**WORK TO BE COMPLETED**
Could you rewrite each line of the data below as a numbered list, skipping any blank lines?
══ SUPPLIED RECORDS ══
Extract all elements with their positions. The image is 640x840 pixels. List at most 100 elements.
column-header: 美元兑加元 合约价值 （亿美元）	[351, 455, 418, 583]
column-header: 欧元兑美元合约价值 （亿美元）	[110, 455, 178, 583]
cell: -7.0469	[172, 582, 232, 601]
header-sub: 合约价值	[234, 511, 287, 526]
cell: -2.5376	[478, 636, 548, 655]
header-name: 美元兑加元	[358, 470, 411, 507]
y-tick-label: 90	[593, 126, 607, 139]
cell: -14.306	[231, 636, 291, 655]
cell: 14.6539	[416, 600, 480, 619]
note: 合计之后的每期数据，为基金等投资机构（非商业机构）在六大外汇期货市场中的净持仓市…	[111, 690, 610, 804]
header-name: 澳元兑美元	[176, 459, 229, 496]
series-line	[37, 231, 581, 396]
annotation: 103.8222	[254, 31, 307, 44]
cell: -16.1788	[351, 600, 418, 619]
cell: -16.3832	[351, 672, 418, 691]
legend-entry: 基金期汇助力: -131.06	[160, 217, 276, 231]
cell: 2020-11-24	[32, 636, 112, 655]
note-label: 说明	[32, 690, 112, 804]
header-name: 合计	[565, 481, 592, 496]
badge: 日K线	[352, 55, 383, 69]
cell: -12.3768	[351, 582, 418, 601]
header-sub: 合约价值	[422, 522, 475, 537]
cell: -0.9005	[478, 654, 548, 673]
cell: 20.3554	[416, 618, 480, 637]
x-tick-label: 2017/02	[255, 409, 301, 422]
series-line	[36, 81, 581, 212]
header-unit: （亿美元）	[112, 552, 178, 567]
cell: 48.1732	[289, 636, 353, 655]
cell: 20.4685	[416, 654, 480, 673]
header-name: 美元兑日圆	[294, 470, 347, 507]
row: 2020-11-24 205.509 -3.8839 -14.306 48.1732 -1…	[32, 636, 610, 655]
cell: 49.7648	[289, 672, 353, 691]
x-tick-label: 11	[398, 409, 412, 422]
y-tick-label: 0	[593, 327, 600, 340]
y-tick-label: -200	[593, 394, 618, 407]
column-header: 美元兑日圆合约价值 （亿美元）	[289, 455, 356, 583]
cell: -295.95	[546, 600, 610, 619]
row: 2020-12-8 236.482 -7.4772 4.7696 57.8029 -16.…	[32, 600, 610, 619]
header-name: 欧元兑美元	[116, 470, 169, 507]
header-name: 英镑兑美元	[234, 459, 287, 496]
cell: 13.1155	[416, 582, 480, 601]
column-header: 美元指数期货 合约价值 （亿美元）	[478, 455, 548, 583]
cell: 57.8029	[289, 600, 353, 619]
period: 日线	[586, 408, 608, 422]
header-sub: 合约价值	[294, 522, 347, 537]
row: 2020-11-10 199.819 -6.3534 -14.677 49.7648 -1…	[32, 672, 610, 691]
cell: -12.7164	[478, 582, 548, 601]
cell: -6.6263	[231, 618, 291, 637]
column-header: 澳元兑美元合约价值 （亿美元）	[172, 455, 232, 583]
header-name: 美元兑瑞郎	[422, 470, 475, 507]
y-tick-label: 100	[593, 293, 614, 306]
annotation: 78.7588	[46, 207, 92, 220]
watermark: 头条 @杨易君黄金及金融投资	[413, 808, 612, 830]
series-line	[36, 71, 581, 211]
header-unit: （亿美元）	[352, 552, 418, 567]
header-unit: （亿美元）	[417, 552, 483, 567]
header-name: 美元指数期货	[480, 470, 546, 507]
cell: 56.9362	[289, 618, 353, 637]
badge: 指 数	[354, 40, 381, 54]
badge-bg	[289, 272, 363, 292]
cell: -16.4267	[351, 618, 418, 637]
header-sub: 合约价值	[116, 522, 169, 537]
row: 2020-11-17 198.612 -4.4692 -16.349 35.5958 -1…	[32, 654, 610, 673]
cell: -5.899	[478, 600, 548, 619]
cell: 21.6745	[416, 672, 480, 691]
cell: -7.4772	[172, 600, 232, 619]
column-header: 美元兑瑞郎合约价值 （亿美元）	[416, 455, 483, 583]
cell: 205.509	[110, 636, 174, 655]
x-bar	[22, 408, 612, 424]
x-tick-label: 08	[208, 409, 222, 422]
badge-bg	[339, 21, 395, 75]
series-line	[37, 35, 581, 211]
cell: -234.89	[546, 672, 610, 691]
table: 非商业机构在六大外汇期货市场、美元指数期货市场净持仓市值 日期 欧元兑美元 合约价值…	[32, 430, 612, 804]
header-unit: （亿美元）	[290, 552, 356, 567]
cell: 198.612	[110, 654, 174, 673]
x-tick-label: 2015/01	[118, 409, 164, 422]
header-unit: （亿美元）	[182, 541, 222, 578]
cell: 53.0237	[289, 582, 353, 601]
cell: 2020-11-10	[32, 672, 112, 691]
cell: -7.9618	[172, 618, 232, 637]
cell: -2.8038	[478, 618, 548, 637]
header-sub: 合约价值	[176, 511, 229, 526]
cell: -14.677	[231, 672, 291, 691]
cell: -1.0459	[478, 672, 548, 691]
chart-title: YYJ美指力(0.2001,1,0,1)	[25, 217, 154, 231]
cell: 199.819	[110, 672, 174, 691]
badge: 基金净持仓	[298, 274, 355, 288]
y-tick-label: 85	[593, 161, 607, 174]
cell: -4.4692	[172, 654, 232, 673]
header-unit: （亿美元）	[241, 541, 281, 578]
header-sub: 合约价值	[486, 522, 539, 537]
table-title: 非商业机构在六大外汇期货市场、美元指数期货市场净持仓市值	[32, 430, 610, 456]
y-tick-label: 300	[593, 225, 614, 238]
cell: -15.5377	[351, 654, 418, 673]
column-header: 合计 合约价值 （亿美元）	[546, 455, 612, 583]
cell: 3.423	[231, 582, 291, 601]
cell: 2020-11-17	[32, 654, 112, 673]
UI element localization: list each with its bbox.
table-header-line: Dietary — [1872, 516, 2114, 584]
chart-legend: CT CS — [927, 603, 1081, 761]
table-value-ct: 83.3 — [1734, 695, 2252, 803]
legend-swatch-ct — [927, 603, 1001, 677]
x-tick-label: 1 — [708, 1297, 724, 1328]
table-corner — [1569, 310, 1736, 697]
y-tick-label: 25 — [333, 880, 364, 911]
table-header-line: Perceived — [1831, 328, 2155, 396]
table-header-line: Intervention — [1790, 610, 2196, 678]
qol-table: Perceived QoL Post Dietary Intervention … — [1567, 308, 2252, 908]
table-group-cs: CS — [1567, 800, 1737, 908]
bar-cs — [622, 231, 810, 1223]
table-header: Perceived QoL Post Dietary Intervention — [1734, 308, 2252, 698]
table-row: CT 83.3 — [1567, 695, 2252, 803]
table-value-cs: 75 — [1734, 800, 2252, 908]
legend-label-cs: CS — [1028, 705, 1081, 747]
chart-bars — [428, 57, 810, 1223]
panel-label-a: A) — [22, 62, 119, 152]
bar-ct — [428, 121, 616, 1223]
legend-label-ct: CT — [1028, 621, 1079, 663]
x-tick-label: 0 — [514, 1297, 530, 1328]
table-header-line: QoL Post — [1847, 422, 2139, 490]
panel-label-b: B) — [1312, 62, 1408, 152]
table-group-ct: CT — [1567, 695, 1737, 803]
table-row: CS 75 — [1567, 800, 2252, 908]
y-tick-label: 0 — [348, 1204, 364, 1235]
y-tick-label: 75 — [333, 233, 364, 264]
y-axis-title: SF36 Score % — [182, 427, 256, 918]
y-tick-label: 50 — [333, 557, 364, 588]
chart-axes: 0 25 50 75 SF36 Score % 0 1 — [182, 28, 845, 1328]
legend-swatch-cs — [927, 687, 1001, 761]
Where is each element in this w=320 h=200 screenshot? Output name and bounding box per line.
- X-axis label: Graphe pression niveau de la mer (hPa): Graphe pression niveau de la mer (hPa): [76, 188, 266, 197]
═══
**RIGHT ANSWER**
1. Extract all elements with their positions. The image is 640x840 pixels. List at most 100 elements.
2. column-header: 美元兑加元 合约价值 （亿美元）	[351, 455, 418, 583]
3. column-header: 欧元兑美元合约价值 （亿美元）	[110, 455, 178, 583]
4. cell: -7.0469	[172, 582, 232, 601]
5. header-sub: 合约价值	[234, 511, 287, 526]
6. cell: -2.5376	[478, 636, 548, 655]
7. header-name: 美元兑加元	[358, 470, 411, 507]
8. y-tick-label: 90	[593, 126, 607, 139]
9. cell: -14.306	[231, 636, 291, 655]
10. cell: 14.6539	[416, 600, 480, 619]
11. note: 合计之后的每期数据，为基金等投资机构（非商业机构）在六大外汇期货市场中的净持仓市…	[111, 690, 610, 804]
12. header-name: 澳元兑美元	[176, 459, 229, 496]
13. series-line	[37, 231, 581, 396]
14. annotation: 103.8222	[254, 31, 307, 44]
15. cell: -16.1788	[351, 600, 418, 619]
16. cell: -16.3832	[351, 672, 418, 691]
17. legend-entry: 基金期汇助力: -131.06	[160, 217, 276, 231]
18. cell: 2020-11-24	[32, 636, 112, 655]
19. note-label: 说明	[32, 690, 112, 804]
20. header-name: 合计	[565, 481, 592, 496]
21. badge: 日K线	[352, 55, 383, 69]
22. cell: -12.3768	[351, 582, 418, 601]
23. header-sub: 合约价值	[422, 522, 475, 537]
24. cell: -0.9005	[478, 654, 548, 673]
25. cell: 20.3554	[416, 618, 480, 637]
26. x-tick-label: 2017/02	[255, 409, 301, 422]
27. series-line	[36, 81, 581, 212]
28. header-unit: （亿美元）	[112, 552, 178, 567]
29. cell: 48.1732	[289, 636, 353, 655]
30. cell: 20.4685	[416, 654, 480, 673]
31. header-name: 美元兑日圆	[294, 470, 347, 507]
32. row: 2020-11-24 205.509 -3.8839 -14.306 48.1732 -1…	[32, 636, 610, 655]
33. cell: 49.7648	[289, 672, 353, 691]
34. x-tick-label: 11	[398, 409, 412, 422]
35. y-tick-label: 0	[593, 327, 600, 340]
36. y-tick-label: -200	[593, 394, 618, 407]
37. column-header: 美元兑日圆合约价值 （亿美元）	[289, 455, 356, 583]
38. cell: -295.95	[546, 600, 610, 619]
39. row: 2020-12-8 236.482 -7.4772 4.7696 57.8029 -16.…	[32, 600, 610, 619]
40. header-name: 欧元兑美元	[116, 470, 169, 507]
41. header-name: 英镑兑美元	[234, 459, 287, 496]
42. cell: 13.1155	[416, 582, 480, 601]
43. column-header: 美元指数期货 合约价值 （亿美元）	[478, 455, 548, 583]
44. cell: 57.8029	[289, 600, 353, 619]
45. period: 日线	[586, 408, 608, 422]
46. header-sub: 合约价值	[294, 522, 347, 537]
47. row: 2020-11-10 199.819 -6.3534 -14.677 49.7648 -1…	[32, 672, 610, 691]
48. cell: -12.7164	[478, 582, 548, 601]
49. cell: -6.6263	[231, 618, 291, 637]
50. column-header: 澳元兑美元合约价值 （亿美元）	[172, 455, 232, 583]
51. header-name: 美元兑瑞郎	[422, 470, 475, 507]
52. y-tick-label: 100	[593, 293, 614, 306]
53. annotation: 78.7588	[46, 207, 92, 220]
54. watermark: 头条 @杨易君黄金及金融投资	[413, 808, 612, 830]
55. series-line	[36, 71, 581, 211]
56. header-unit: （亿美元）	[352, 552, 418, 567]
57. header-unit: （亿美元）	[417, 552, 483, 567]
58. header-name: 美元指数期货	[480, 470, 546, 507]
59. cell: 56.9362	[289, 618, 353, 637]
60. badge: 指 数	[354, 40, 381, 54]
61. badge-bg	[289, 272, 363, 292]
62. cell: -16.4267	[351, 618, 418, 637]
63. header-sub: 合约价值	[116, 522, 169, 537]
64. row: 2020-11-17 198.612 -4.4692 -16.349 35.5958 -1…	[32, 654, 610, 673]
65. cell: -5.899	[478, 600, 548, 619]
66. cell: 21.6745	[416, 672, 480, 691]
67. cell: -7.4772	[172, 600, 232, 619]
68. column-header: 美元兑瑞郎合约价值 （亿美元）	[416, 455, 483, 583]
69. cell: 205.509	[110, 636, 174, 655]
70. x-bar	[22, 408, 612, 424]
71. x-tick-label: 08	[208, 409, 222, 422]
72. badge-bg	[339, 21, 395, 75]
73. series-line	[37, 35, 581, 211]
74. cell: -234.89	[546, 672, 610, 691]
75. table: 非商业机构在六大外汇期货市场、美元指数期货市场净持仓市值 日期 欧元兑美元 合约价值…	[32, 430, 612, 804]
76. header-unit: （亿美元）	[290, 552, 356, 567]
77. cell: 198.612	[110, 654, 174, 673]
78. x-tick-label: 2015/01	[118, 409, 164, 422]
79. header-unit: （亿美元）	[182, 541, 222, 578]
80. cell: 53.0237	[289, 582, 353, 601]
81. cell: 2020-11-10	[32, 672, 112, 691]
82. cell: -7.9618	[172, 618, 232, 637]
83. cell: -2.8038	[478, 618, 548, 637]
84. header-sub: 合约价值	[176, 511, 229, 526]
85. cell: -14.677	[231, 672, 291, 691]
86. cell: -1.0459	[478, 672, 548, 691]
87. chart-title: YYJ美指力(0.2001,1,0,1)	[25, 217, 154, 231]
88. cell: 199.819	[110, 672, 174, 691]
89. badge: 基金净持仓	[298, 274, 355, 288]
90. y-tick-label: 85	[593, 161, 607, 174]
91. cell: -4.4692	[172, 654, 232, 673]
92. header-unit: （亿美元）	[241, 541, 281, 578]
93. header-sub: 合约价值	[486, 522, 539, 537]
94. table-title: 非商业机构在六大外汇期货市场、美元指数期货市场净持仓市值	[32, 430, 610, 456]
95. y-tick-label: 300	[593, 225, 614, 238]
96. cell: -15.5377	[351, 654, 418, 673]
97. column-header: 合计 合约价值 （亿美元）	[546, 455, 612, 583]
98. cell: 3.423	[231, 582, 291, 601]
99. cell: 2020-11-17	[32, 654, 112, 673]
100. UI element localization: list each with its bbox.
101. table-header-line: Dietary — [1872, 516, 2114, 584]
102. chart-legend: CT CS — [927, 603, 1081, 761]
103. table-value-ct: 83.3 — [1734, 695, 2252, 803]
104. legend-swatch-ct — [927, 603, 1001, 677]
105. x-tick-label: 1 — [708, 1297, 724, 1328]
106. table-corner — [1569, 310, 1736, 697]
107. y-tick-label: 25 — [333, 880, 364, 911]
108. table-header-line: Perceived — [1831, 328, 2155, 396]
109. table-header-line: Intervention — [1790, 610, 2196, 678]
110. qol-table: Perceived QoL Post Dietary Intervention … — [1567, 308, 2252, 908]
111. table-group-cs: CS — [1567, 800, 1737, 908]
112. bar-cs — [622, 231, 810, 1223]
113. table-header: Perceived QoL Post Dietary Intervention — [1734, 308, 2252, 698]
114. table-row: CT 83.3 — [1567, 695, 2252, 803]
115. table-value-cs: 75 — [1734, 800, 2252, 908]
116. legend-label-cs: CS — [1028, 705, 1081, 747]
117. chart-bars — [428, 57, 810, 1223]
118. panel-label-a: A) — [22, 62, 119, 152]
119. bar-ct — [428, 121, 616, 1223]
120. legend-label-ct: CT — [1028, 621, 1079, 663]
121. x-tick-label: 0 — [514, 1297, 530, 1328]
122. table-header-line: QoL Post — [1847, 422, 2139, 490]
123. panel-label-b: B) — [1312, 62, 1408, 152]
124. table-group-ct: CT — [1567, 695, 1737, 803]
125. table-row: CS 75 — [1567, 800, 2252, 908]
126. y-tick-label: 0 — [348, 1204, 364, 1235]
127. y-tick-label: 75 — [333, 233, 364, 264]
128. y-axis-title: SF36 Score % — [182, 427, 256, 918]
129. y-tick-label: 50 — [333, 557, 364, 588]
130. chart-axes: 0 25 50 75 SF36 Score % 0 1 — [182, 28, 845, 1328]
131. legend-swatch-cs — [927, 687, 1001, 761]
132. Where is each element in this w=320 h=200 screenshot? Output name and bounding box per line.
133. - X-axis label: Graphe pression niveau de la mer (hPa): Graphe pression niveau de la mer (hPa): [76, 188, 266, 197]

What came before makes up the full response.